Stored records
[BEGIN]
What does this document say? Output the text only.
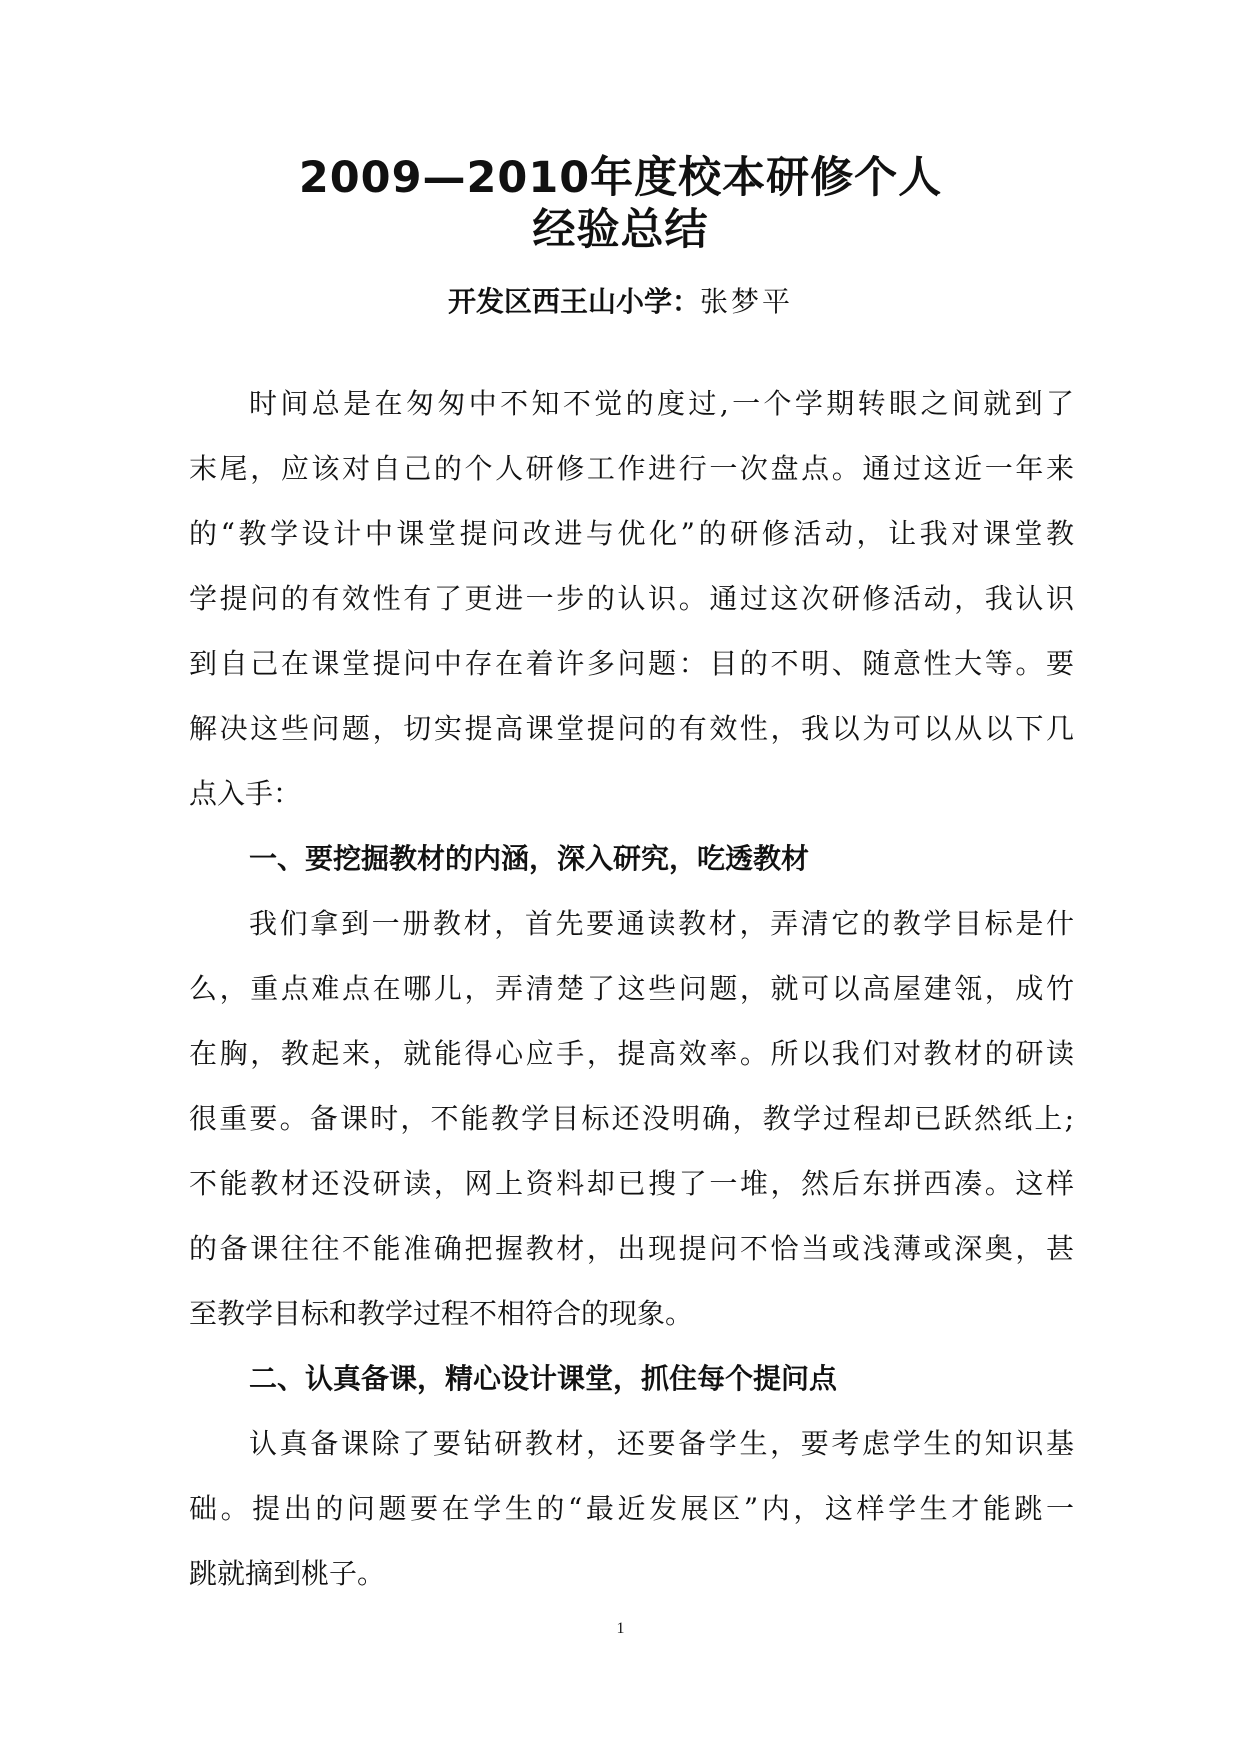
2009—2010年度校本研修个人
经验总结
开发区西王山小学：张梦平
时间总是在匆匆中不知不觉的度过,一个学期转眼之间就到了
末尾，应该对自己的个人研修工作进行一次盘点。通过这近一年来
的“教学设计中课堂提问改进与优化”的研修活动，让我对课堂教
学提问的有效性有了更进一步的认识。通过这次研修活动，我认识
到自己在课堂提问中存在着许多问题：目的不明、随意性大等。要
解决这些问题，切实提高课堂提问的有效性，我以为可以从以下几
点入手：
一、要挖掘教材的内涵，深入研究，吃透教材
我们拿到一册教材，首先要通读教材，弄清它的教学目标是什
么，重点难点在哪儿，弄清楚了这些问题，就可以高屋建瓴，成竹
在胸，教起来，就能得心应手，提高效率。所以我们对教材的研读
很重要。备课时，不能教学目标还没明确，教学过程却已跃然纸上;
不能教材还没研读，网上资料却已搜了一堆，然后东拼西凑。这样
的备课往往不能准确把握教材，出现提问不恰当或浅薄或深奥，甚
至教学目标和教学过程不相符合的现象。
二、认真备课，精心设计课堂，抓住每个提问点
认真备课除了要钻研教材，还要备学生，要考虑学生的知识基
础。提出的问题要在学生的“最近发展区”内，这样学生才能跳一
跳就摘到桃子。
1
[END]
[BEGIN]
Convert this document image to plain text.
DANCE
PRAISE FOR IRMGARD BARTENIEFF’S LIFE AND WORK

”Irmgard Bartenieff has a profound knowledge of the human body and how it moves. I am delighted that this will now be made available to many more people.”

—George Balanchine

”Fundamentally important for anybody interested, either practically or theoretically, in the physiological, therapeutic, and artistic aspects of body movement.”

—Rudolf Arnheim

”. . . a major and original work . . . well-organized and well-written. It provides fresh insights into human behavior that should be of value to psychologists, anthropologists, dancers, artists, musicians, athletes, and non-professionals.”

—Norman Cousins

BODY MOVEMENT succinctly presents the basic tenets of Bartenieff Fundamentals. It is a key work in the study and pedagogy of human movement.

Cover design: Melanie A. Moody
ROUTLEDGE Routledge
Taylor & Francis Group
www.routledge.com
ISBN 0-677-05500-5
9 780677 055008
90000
[END]
Search the data for "that". Copy every matching line.

### RESPONSE
”Irmgard Bartenieff has a profound knowledge of the human body and how it moves. I am delighted that this will now be made available to many more people.”
”. . . a major and original work . . . well-organized and well-written. It provides fresh insights into human behavior that should be of value to psychologists, anthropologists, dancers, artists, musicians, athletes, and non-professionals.”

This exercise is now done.